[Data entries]
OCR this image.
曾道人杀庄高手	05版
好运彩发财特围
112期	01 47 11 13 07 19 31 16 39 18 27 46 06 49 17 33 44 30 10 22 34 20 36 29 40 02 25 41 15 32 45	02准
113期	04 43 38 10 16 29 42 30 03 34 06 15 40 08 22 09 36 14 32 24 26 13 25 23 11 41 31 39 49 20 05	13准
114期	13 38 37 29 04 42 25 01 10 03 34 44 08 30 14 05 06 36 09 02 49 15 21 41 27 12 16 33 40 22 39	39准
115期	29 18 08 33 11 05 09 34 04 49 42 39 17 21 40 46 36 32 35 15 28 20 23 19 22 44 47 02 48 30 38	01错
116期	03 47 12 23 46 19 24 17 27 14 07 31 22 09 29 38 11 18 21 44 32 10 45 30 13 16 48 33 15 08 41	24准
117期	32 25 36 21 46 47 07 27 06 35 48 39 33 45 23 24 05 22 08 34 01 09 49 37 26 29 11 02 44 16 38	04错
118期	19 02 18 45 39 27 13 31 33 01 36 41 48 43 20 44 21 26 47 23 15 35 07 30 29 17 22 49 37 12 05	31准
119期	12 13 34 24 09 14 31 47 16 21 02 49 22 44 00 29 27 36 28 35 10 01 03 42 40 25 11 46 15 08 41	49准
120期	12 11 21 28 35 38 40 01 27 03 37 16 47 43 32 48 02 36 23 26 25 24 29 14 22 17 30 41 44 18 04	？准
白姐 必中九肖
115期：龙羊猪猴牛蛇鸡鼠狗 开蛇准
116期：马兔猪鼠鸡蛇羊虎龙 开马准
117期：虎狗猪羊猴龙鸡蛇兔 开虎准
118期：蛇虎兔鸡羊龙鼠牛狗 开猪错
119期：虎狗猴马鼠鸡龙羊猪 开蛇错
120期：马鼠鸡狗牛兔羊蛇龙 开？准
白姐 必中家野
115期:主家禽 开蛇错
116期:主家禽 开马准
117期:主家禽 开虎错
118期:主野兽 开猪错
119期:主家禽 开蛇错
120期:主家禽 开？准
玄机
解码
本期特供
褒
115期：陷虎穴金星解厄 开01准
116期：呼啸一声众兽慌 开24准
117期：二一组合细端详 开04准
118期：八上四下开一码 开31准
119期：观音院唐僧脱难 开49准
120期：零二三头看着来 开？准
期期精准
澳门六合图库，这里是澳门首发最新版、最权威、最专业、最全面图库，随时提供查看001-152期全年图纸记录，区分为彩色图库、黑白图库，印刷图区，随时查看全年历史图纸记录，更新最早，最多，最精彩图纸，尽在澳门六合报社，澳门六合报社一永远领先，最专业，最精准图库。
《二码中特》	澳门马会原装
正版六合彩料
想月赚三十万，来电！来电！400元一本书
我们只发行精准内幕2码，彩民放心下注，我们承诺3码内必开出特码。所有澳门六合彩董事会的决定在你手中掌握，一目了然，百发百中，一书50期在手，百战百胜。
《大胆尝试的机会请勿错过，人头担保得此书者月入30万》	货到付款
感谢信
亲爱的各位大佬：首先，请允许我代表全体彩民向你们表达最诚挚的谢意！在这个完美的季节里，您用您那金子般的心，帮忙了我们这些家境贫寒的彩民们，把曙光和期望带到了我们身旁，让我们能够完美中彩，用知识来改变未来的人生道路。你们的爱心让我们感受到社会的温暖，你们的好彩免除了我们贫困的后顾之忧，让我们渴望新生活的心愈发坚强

What you will do: Each entry above is to be printed again exactly.

Task answer:
OCR this image.
曾道人杀庄高手	05版
好运彩发财特围
112期	01 47 11 13 07 19 31 16 39 18 27 46 06 49 17 33 44 30 10 22 34 20 36 29 40 02 25 41 15 32 45	02准
113期	04 43 38 10 16 29 42 30 03 34 06 15 40 08 22 09 36 14 32 24 26 13 25 23 11 41 31 39 49 20 05	13准
114期	13 38 37 29 04 42 25 01 10 03 34 44 08 30 14 05 06 36 09 02 49 15 21 41 27 12 16 33 40 22 39	39准
115期	29 18 08 33 11 05 09 34 04 49 42 39 17 21 40 46 36 32 35 15 28 20 23 19 22 44 47 02 48 30 38	01错
116期	03 47 12 23 46 19 24 17 27 14 07 31 22 09 29 38 11 18 21 44 32 10 45 30 13 16 48 33 15 08 41	24准
117期	32 25 36 21 46 47 07 27 06 35 48 39 33 45 23 24 05 22 08 34 01 09 49 37 26 29 11 02 44 16 38	04错
118期	19 02 18 45 39 27 13 31 33 01 36 41 48 43 20 44 21 26 47 23 15 35 07 30 29 17 22 49 37 12 05	31准
119期	12 13 34 24 09 14 31 47 16 21 02 49 22 44 00 29 27 36 28 35 10 01 03 42 40 25 11 46 15 08 41	49准
120期	12 11 21 28 35 38 40 01 27 03 37 16 47 43 32 48 02 36 23 26 25 24 29 14 22 17 30 41 44 18 04	？准
白姐 必中九肖
115期：龙羊猪猴牛蛇鸡鼠狗 开蛇准
116期：马兔猪鼠鸡蛇羊虎龙 开马准
117期：虎狗猪羊猴龙鸡蛇兔 开虎准
118期：蛇虎兔鸡羊龙鼠牛狗 开猪错
119期：虎狗猴马鼠鸡龙羊猪 开蛇错
120期：马鼠鸡狗牛兔羊蛇龙 开？准
白姐 必中家野
115期:主家禽 开蛇错
116期:主家禽 开马准
117期:主家禽 开虎错
118期:主野兽 开猪错
119期:主家禽 开蛇错
120期:主家禽 开？准
玄机
解码
本期特供
褒
115期：陷虎穴金星解厄 开01准
116期：呼啸一声众兽慌 开24准
117期：二一组合细端详 开04准
118期：八上四下开一码 开31准
119期：观音院唐僧脱难 开49准
120期：零二三头看着来 开？准
期期精准
澳门六合图库，这里是澳门首发最新版、最权威、最专业、最全面图库，随时提供查看001-152期全年图纸记录，区分为彩色图库、黑白图库，印刷图区，随时查看全年历史图纸记录，更新最早，最多，最精彩图纸，尽在澳门六合报社，澳门六合报社一永远领先，最专业，最精准图库。
《二码中特》	澳门马会原装
正版六合彩料
想月赚三十万，来电！来电！400元一本书
我们只发行精准内幕2码，彩民放心下注，我们承诺3码内必开出特码。所有澳门六合彩董事会的决定在你手中掌握，一目了然，百发百中，一书50期在手，百战百胜。
《大胆尝试的机会请勿错过，人头担保得此书者月入30万》	货到付款
感谢信
亲爱的各位大佬：首先，请允许我代表全体彩民向你们表达最诚挚的谢意！在这个完美的季节里，您用您那金子般的心，帮忙了我们这些家境贫寒的彩民们，把曙光和期望带到了我们身旁，让我们能够完美中彩，用知识来改变未来的人生道路。你们的爱心让我们感受到社会的温暖，你们的好彩免除了我们贫困的后顾之忧，让我们渴望新生活的心愈发坚强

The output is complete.